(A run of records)
★ ★ ★ ★

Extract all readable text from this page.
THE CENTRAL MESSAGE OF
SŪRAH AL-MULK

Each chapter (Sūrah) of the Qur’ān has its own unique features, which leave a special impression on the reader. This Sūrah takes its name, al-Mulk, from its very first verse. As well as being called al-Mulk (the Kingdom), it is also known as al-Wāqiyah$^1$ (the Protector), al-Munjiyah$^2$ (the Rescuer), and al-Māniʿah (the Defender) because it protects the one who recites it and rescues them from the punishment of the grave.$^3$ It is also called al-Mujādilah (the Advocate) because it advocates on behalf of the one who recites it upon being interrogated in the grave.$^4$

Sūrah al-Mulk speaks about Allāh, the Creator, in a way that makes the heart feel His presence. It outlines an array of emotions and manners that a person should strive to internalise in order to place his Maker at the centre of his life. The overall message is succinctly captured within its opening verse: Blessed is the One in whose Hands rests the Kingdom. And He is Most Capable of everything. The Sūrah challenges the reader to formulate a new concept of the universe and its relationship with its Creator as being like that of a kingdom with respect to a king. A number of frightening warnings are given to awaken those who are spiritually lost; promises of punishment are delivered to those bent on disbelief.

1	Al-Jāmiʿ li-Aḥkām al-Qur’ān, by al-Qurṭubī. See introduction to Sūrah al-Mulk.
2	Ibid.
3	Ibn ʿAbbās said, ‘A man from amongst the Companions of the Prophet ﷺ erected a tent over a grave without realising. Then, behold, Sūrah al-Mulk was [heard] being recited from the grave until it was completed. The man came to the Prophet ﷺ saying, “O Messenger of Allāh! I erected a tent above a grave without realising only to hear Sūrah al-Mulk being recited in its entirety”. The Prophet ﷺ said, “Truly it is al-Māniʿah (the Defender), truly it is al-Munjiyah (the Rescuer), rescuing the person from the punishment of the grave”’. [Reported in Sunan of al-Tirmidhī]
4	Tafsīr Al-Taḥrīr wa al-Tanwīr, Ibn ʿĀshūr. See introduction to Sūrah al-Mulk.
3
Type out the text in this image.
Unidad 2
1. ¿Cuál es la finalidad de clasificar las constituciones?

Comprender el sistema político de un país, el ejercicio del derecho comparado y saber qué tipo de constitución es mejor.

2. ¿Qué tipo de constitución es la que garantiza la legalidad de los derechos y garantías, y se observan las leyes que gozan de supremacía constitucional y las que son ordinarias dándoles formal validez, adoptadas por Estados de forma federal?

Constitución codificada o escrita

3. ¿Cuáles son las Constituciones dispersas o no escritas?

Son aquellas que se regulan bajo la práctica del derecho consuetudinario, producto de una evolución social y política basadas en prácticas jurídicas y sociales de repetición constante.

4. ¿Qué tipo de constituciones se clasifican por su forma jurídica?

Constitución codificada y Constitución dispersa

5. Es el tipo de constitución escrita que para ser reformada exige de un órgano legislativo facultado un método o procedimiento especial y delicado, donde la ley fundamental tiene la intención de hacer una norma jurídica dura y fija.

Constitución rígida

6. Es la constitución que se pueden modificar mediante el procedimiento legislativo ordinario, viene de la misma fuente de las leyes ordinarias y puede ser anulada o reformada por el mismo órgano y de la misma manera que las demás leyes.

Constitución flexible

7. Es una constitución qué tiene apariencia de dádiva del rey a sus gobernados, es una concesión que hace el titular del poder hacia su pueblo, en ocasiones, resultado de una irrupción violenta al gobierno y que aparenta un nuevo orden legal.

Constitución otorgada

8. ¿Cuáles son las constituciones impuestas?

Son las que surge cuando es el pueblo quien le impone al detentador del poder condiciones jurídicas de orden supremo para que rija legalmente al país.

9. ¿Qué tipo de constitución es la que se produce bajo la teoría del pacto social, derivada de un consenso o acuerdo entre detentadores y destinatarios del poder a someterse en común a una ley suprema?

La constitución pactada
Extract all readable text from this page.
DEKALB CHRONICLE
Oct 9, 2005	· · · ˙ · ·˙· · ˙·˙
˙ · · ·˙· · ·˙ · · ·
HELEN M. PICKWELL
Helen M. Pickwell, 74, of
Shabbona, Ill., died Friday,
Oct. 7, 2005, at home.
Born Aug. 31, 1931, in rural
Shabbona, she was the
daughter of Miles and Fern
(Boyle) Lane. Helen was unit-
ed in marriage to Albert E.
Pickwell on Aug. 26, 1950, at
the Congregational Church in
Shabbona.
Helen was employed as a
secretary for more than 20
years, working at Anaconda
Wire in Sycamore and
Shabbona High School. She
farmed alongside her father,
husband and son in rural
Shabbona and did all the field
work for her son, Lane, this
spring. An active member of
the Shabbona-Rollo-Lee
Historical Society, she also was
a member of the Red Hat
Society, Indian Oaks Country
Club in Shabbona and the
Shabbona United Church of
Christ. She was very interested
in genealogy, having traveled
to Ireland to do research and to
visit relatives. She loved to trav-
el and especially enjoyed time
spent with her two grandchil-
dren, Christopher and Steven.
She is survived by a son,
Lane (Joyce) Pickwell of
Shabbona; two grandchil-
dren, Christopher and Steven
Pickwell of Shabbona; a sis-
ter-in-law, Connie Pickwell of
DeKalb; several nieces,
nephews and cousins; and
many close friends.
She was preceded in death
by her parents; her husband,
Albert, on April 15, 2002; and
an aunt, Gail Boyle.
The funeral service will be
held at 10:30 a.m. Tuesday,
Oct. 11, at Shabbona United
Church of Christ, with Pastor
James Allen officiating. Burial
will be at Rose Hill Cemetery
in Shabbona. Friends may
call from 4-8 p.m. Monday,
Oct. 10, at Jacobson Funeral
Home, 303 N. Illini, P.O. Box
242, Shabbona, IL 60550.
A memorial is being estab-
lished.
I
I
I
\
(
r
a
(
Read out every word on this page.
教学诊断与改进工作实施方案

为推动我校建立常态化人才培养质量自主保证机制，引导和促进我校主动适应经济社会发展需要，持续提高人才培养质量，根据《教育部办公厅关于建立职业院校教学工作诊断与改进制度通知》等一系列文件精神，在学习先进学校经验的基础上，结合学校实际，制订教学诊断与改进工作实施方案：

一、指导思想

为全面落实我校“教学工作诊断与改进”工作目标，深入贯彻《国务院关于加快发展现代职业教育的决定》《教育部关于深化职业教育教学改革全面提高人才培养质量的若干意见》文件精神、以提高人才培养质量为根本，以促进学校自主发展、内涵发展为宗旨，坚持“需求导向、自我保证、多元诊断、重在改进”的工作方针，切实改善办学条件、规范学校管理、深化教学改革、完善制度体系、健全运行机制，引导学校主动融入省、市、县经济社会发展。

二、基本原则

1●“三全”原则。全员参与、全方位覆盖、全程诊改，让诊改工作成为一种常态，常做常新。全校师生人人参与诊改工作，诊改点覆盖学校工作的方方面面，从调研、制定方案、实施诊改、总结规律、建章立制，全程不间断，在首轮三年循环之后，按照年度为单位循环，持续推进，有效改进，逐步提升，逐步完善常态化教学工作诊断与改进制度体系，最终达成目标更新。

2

★ ★ ★ ★

**YOUR TASK:** Reproduce the material precisely, including every line.

**SOLUTION TO THIS PROBLEM:**
Extract all readable text from this page.
THE CENTRAL MESSAGE OF
SŪRAH AL-MULK

Each chapter (Sūrah) of the Qur’ān has its own unique features, which leave a special impression on the reader. This Sūrah takes its name, al-Mulk, from its very first verse. As well as being called al-Mulk (the Kingdom), it is also known as al-Wāqiyah$^1$ (the Protector), al-Munjiyah$^2$ (the Rescuer), and al-Māniʿah (the Defender) because it protects the one who recites it and rescues them from the punishment of the grave.$^3$ It is also called al-Mujādilah (the Advocate) because it advocates on behalf of the one who recites it upon being interrogated in the grave.$^4$

Sūrah al-Mulk speaks about Allāh, the Creator, in a way that makes the heart feel His presence. It outlines an array of emotions and manners that a person should strive to internalise in order to place his Maker at the centre of his life. The overall message is succinctly captured within its opening verse: Blessed is the One in whose Hands rests the Kingdom. And He is Most Capable of everything. The Sūrah challenges the reader to formulate a new concept of the universe and its relationship with its Creator as being like that of a kingdom with respect to a king. A number of frightening warnings are given to awaken those who are spiritually lost; promises of punishment are delivered to those bent on disbelief.

1	Al-Jāmiʿ li-Aḥkām al-Qur’ān, by al-Qurṭubī. See introduction to Sūrah al-Mulk.
2	Ibid.
3	Ibn ʿAbbās said, ‘A man from amongst the Companions of the Prophet ﷺ erected a tent over a grave without realising. Then, behold, Sūrah al-Mulk was [heard] being recited from the grave until it was completed. The man came to the Prophet ﷺ saying, “O Messenger of Allāh! I erected a tent above a grave without realising only to hear Sūrah al-Mulk being recited in its entirety”. The Prophet ﷺ said, “Truly it is al-Māniʿah (the Defender), truly it is al-Munjiyah (the Rescuer), rescuing the person from the punishment of the grave”’. [Reported in Sunan of al-Tirmidhī]
4	Tafsīr Al-Taḥrīr wa al-Tanwīr, Ibn ʿĀshūr. See introduction to Sūrah al-Mulk.
3
Type out the text in this image.
Unidad 2
1. ¿Cuál es la finalidad de clasificar las constituciones?

Comprender el sistema político de un país, el ejercicio del derecho comparado y saber qué tipo de constitución es mejor.

2. ¿Qué tipo de constitución es la que garantiza la legalidad de los derechos y garantías, y se observan las leyes que gozan de supremacía constitucional y las que son ordinarias dándoles formal validez, adoptadas por Estados de forma federal?

Constitución codificada o escrita

3. ¿Cuáles son las Constituciones dispersas o no escritas?

Son aquellas que se regulan bajo la práctica del derecho consuetudinario, producto de una evolución social y política basadas en prácticas jurídicas y sociales de repetición constante.

4. ¿Qué tipo de constituciones se clasifican por su forma jurídica?

Constitución codificada y Constitución dispersa

5. Es el tipo de constitución escrita que para ser reformada exige de un órgano legislativo facultado un método o procedimiento especial y delicado, donde la ley fundamental tiene la intención de hacer una norma jurídica dura y fija.

Constitución rígida

6. Es la constitución que se pueden modificar mediante el procedimiento legislativo ordinario, viene de la misma fuente de las leyes ordinarias y puede ser anulada o reformada por el mismo órgano y de la misma manera que las demás leyes.

Constitución flexible

7. Es una constitución qué tiene apariencia de dádiva del rey a sus gobernados, es una concesión que hace el titular del poder hacia su pueblo, en ocasiones, resultado de una irrupción violenta al gobierno y que aparenta un nuevo orden legal.

Constitución otorgada

8. ¿Cuáles son las constituciones impuestas?

Son las que surge cuando es el pueblo quien le impone al detentador del poder condiciones jurídicas de orden supremo para que rija legalmente al país.

9. ¿Qué tipo de constitución es la que se produce bajo la teoría del pacto social, derivada de un consenso o acuerdo entre detentadores y destinatarios del poder a someterse en común a una ley suprema?

La constitución pactada
Extract all readable text from this page.
DEKALB CHRONICLE
Oct 9, 2005	· · · ˙ · ·˙· · ˙·˙
˙ · · ·˙· · ·˙ · · ·
HELEN M. PICKWELL
Helen M. Pickwell, 74, of
Shabbona, Ill., died Friday,
Oct. 7, 2005, at home.
Born Aug. 31, 1931, in rural
Shabbona, she was the
daughter of Miles and Fern
(Boyle) Lane. Helen was unit-
ed in marriage to Albert E.
Pickwell on Aug. 26, 1950, at
the Congregational Church in
Shabbona.
Helen was employed as a
secretary for more than 20
years, working at Anaconda
Wire in Sycamore and
Shabbona High School. She
farmed alongside her father,
husband and son in rural
Shabbona and did all the field
work for her son, Lane, this
spring. An active member of
the Shabbona-Rollo-Lee
Historical Society, she also was
a member of the Red Hat
Society, Indian Oaks Country
Club in Shabbona and the
Shabbona United Church of
Christ. She was very interested
in genealogy, having traveled
to Ireland to do research and to
visit relatives. She loved to trav-
el and especially enjoyed time
spent with her two grandchil-
dren, Christopher and Steven.
She is survived by a son,
Lane (Joyce) Pickwell of
Shabbona; two grandchil-
dren, Christopher and Steven
Pickwell of Shabbona; a sis-
ter-in-law, Connie Pickwell of
DeKalb; several nieces,
nephews and cousins; and
many close friends.
She was preceded in death
by her parents; her husband,
Albert, on April 15, 2002; and
an aunt, Gail Boyle.
The funeral service will be
held at 10:30 a.m. Tuesday,
Oct. 11, at Shabbona United
Church of Christ, with Pastor
James Allen officiating. Burial
will be at Rose Hill Cemetery
in Shabbona. Friends may
call from 4-8 p.m. Monday,
Oct. 10, at Jacobson Funeral
Home, 303 N. Illini, P.O. Box
242, Shabbona, IL 60550.
A memorial is being estab-
lished.
I
I
I
\
(
r
a
(
Read out every word on this page.
教学诊断与改进工作实施方案

为推动我校建立常态化人才培养质量自主保证机制，引导和促进我校主动适应经济社会发展需要，持续提高人才培养质量，根据《教育部办公厅关于建立职业院校教学工作诊断与改进制度通知》等一系列文件精神，在学习先进学校经验的基础上，结合学校实际，制订教学诊断与改进工作实施方案：

一、指导思想

为全面落实我校“教学工作诊断与改进”工作目标，深入贯彻《国务院关于加快发展现代职业教育的决定》《教育部关于深化职业教育教学改革全面提高人才培养质量的若干意见》文件精神、以提高人才培养质量为根本，以促进学校自主发展、内涵发展为宗旨，坚持“需求导向、自我保证、多元诊断、重在改进”的工作方针，切实改善办学条件、规范学校管理、深化教学改革、完善制度体系、健全运行机制，引导学校主动融入省、市、县经济社会发展。

二、基本原则

1●“三全”原则。全员参与、全方位覆盖、全程诊改，让诊改工作成为一种常态，常做常新。全校师生人人参与诊改工作，诊改点覆盖学校工作的方方面面，从调研、制定方案、实施诊改、总结规律、建章立制，全程不间断，在首轮三年循环之后，按照年度为单位循环，持续推进，有效改进，逐步提升，逐步完善常态化教学工作诊断与改进制度体系，最终达成目标更新。

2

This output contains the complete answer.